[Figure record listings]

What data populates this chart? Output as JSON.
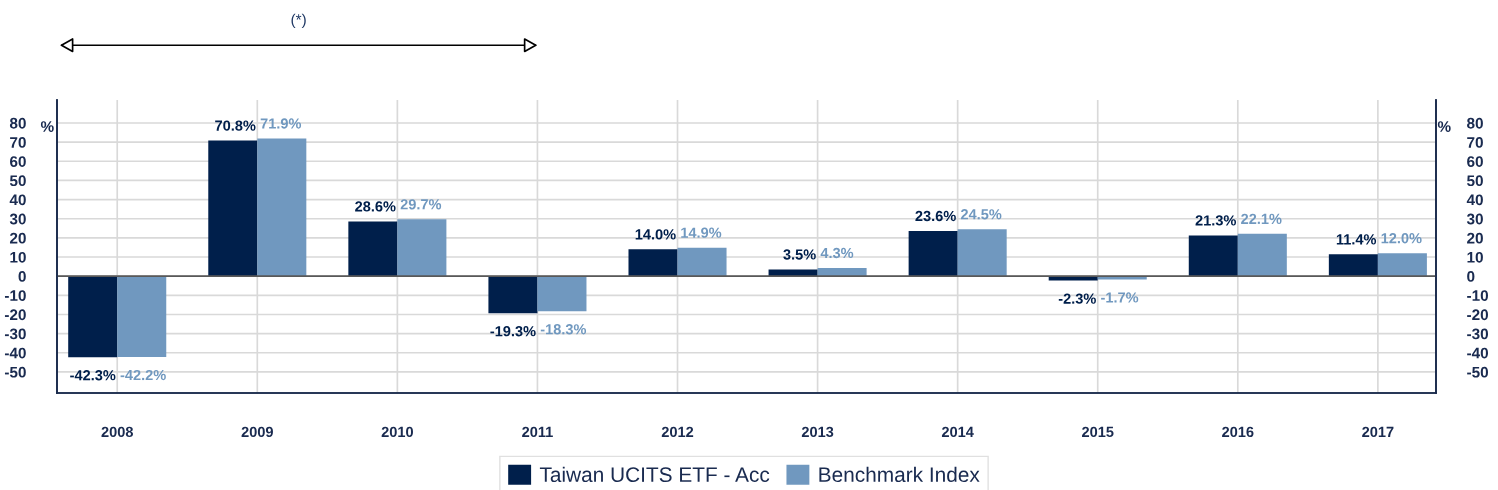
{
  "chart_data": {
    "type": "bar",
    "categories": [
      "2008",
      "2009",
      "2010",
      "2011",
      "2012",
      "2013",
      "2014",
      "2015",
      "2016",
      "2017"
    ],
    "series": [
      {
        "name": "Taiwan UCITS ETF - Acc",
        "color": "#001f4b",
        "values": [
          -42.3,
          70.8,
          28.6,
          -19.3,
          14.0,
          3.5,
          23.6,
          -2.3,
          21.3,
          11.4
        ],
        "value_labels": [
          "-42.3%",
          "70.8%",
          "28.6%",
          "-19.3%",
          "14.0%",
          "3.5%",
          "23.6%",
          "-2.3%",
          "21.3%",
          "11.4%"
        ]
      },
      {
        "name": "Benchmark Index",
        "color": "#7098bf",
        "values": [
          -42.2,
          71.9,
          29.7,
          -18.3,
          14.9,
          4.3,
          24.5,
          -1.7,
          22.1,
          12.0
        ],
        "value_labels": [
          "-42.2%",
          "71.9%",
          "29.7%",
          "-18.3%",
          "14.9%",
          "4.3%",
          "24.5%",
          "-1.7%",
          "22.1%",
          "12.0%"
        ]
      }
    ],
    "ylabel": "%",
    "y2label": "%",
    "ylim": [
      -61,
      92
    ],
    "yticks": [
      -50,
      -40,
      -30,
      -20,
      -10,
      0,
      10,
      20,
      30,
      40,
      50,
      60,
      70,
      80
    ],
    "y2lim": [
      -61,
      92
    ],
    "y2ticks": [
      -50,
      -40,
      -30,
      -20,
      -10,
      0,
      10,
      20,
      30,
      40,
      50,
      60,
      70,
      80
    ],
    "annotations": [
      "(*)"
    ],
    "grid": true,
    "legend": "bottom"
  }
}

Instruction:
Pick out every line above that holds the word "name" and copy it.

Task result:
        "name": "Taiwan UCITS ETF - Acc",
        "name": "Benchmark Index",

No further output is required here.